THE RECORDS »
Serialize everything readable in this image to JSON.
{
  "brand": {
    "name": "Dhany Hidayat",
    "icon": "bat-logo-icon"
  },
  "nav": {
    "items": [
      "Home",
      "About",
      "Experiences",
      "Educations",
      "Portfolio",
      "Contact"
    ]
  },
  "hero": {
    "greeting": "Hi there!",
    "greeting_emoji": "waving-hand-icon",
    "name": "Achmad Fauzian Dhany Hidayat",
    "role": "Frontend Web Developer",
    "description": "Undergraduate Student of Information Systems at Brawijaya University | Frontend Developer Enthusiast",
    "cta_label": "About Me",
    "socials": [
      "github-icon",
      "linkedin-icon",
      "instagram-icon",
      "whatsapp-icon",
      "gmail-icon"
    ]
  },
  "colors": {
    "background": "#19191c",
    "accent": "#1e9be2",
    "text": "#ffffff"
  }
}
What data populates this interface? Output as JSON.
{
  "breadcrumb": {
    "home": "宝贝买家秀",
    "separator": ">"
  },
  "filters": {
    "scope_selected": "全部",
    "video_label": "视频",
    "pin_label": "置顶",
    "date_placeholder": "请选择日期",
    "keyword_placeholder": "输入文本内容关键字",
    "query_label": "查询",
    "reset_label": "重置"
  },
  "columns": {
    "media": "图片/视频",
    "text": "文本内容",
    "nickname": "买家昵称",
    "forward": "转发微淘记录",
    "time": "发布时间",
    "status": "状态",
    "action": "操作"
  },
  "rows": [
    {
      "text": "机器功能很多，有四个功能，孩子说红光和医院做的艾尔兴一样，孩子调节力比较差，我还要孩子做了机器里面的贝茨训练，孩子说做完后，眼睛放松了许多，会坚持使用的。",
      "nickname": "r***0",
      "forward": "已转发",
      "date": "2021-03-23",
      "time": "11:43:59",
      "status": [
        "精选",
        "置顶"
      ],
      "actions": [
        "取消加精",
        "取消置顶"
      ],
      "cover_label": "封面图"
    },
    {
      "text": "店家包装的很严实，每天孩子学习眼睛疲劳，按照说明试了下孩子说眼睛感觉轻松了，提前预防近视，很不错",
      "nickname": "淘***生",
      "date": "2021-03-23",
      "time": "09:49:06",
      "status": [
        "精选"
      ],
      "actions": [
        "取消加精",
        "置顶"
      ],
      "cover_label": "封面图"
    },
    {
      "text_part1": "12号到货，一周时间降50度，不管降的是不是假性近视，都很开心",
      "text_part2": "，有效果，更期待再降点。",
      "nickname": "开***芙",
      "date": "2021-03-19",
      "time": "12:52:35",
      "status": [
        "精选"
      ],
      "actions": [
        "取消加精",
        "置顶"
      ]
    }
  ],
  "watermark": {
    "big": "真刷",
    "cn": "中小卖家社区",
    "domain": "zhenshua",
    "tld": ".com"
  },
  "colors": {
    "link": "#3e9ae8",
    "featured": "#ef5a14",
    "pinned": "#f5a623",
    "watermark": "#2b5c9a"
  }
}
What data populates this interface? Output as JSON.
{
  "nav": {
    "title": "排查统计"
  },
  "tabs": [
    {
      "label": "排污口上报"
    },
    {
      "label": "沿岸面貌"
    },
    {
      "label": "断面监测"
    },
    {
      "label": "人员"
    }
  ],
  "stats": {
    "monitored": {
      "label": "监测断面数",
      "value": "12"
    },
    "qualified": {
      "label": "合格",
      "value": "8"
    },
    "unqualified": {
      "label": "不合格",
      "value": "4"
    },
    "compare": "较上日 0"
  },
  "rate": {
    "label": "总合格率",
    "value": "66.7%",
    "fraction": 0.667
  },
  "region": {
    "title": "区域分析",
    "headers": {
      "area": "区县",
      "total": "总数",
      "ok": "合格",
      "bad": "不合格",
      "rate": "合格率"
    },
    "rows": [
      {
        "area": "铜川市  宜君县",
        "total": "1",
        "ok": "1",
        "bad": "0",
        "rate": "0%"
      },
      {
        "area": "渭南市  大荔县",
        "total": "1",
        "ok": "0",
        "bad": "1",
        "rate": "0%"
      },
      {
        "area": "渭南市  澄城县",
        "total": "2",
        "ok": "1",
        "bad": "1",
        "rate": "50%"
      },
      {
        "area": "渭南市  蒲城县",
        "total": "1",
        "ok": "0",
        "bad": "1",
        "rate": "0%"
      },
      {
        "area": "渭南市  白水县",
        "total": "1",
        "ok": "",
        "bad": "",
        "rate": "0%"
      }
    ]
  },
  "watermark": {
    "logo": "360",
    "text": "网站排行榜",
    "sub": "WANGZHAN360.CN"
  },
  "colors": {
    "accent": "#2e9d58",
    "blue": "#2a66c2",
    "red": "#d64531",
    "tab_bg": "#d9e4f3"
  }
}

WHAT YOU SHOULD DO »
The data above must be returned in full, exactly as written.

TASK RESULT »
Serialize everything readable in this image to JSON.
{
  "brand": {
    "name": "Dhany Hidayat",
    "icon": "bat-logo-icon"
  },
  "nav": {
    "items": [
      "Home",
      "About",
      "Experiences",
      "Educations",
      "Portfolio",
      "Contact"
    ]
  },
  "hero": {
    "greeting": "Hi there!",
    "greeting_emoji": "waving-hand-icon",
    "name": "Achmad Fauzian Dhany Hidayat",
    "role": "Frontend Web Developer",
    "description": "Undergraduate Student of Information Systems at Brawijaya University | Frontend Developer Enthusiast",
    "cta_label": "About Me",
    "socials": [
      "github-icon",
      "linkedin-icon",
      "instagram-icon",
      "whatsapp-icon",
      "gmail-icon"
    ]
  },
  "colors": {
    "background": "#19191c",
    "accent": "#1e9be2",
    "text": "#ffffff"
  }
}
What data populates this interface? Output as JSON.
{
  "breadcrumb": {
    "home": "宝贝买家秀",
    "separator": ">"
  },
  "filters": {
    "scope_selected": "全部",
    "video_label": "视频",
    "pin_label": "置顶",
    "date_placeholder": "请选择日期",
    "keyword_placeholder": "输入文本内容关键字",
    "query_label": "查询",
    "reset_label": "重置"
  },
  "columns": {
    "media": "图片/视频",
    "text": "文本内容",
    "nickname": "买家昵称",
    "forward": "转发微淘记录",
    "time": "发布时间",
    "status": "状态",
    "action": "操作"
  },
  "rows": [
    {
      "text": "机器功能很多，有四个功能，孩子说红光和医院做的艾尔兴一样，孩子调节力比较差，我还要孩子做了机器里面的贝茨训练，孩子说做完后，眼睛放松了许多，会坚持使用的。",
      "nickname": "r***0",
      "forward": "已转发",
      "date": "2021-03-23",
      "time": "11:43:59",
      "status": [
        "精选",
        "置顶"
      ],
      "actions": [
        "取消加精",
        "取消置顶"
      ],
      "cover_label": "封面图"
    },
    {
      "text": "店家包装的很严实，每天孩子学习眼睛疲劳，按照说明试了下孩子说眼睛感觉轻松了，提前预防近视，很不错",
      "nickname": "淘***生",
      "date": "2021-03-23",
      "time": "09:49:06",
      "status": [
        "精选"
      ],
      "actions": [
        "取消加精",
        "置顶"
      ],
      "cover_label": "封面图"
    },
    {
      "text_part1": "12号到货，一周时间降50度，不管降的是不是假性近视，都很开心",
      "text_part2": "，有效果，更期待再降点。",
      "nickname": "开***芙",
      "date": "2021-03-19",
      "time": "12:52:35",
      "status": [
        "精选"
      ],
      "actions": [
        "取消加精",
        "置顶"
      ]
    }
  ],
  "watermark": {
    "big": "真刷",
    "cn": "中小卖家社区",
    "domain": "zhenshua",
    "tld": ".com"
  },
  "colors": {
    "link": "#3e9ae8",
    "featured": "#ef5a14",
    "pinned": "#f5a623",
    "watermark": "#2b5c9a"
  }
}
What data populates this interface? Output as JSON.
{
  "nav": {
    "title": "排查统计"
  },
  "tabs": [
    {
      "label": "排污口上报"
    },
    {
      "label": "沿岸面貌"
    },
    {
      "label": "断面监测"
    },
    {
      "label": "人员"
    }
  ],
  "stats": {
    "monitored": {
      "label": "监测断面数",
      "value": "12"
    },
    "qualified": {
      "label": "合格",
      "value": "8"
    },
    "unqualified": {
      "label": "不合格",
      "value": "4"
    },
    "compare": "较上日 0"
  },
  "rate": {
    "label": "总合格率",
    "value": "66.7%",
    "fraction": 0.667
  },
  "region": {
    "title": "区域分析",
    "headers": {
      "area": "区县",
      "total": "总数",
      "ok": "合格",
      "bad": "不合格",
      "rate": "合格率"
    },
    "rows": [
      {
        "area": "铜川市  宜君县",
        "total": "1",
        "ok": "1",
        "bad": "0",
        "rate": "0%"
      },
      {
        "area": "渭南市  大荔县",
        "total": "1",
        "ok": "0",
        "bad": "1",
        "rate": "0%"
      },
      {
        "area": "渭南市  澄城县",
        "total": "2",
        "ok": "1",
        "bad": "1",
        "rate": "50%"
      },
      {
        "area": "渭南市  蒲城县",
        "total": "1",
        "ok": "0",
        "bad": "1",
        "rate": "0%"
      },
      {
        "area": "渭南市  白水县",
        "total": "1",
        "ok": "",
        "bad": "",
        "rate": "0%"
      }
    ]
  },
  "watermark": {
    "logo": "360",
    "text": "网站排行榜",
    "sub": "WANGZHAN360.CN"
  },
  "colors": {
    "accent": "#2e9d58",
    "blue": "#2a66c2",
    "red": "#d64531",
    "tab_bg": "#d9e4f3"
  }
}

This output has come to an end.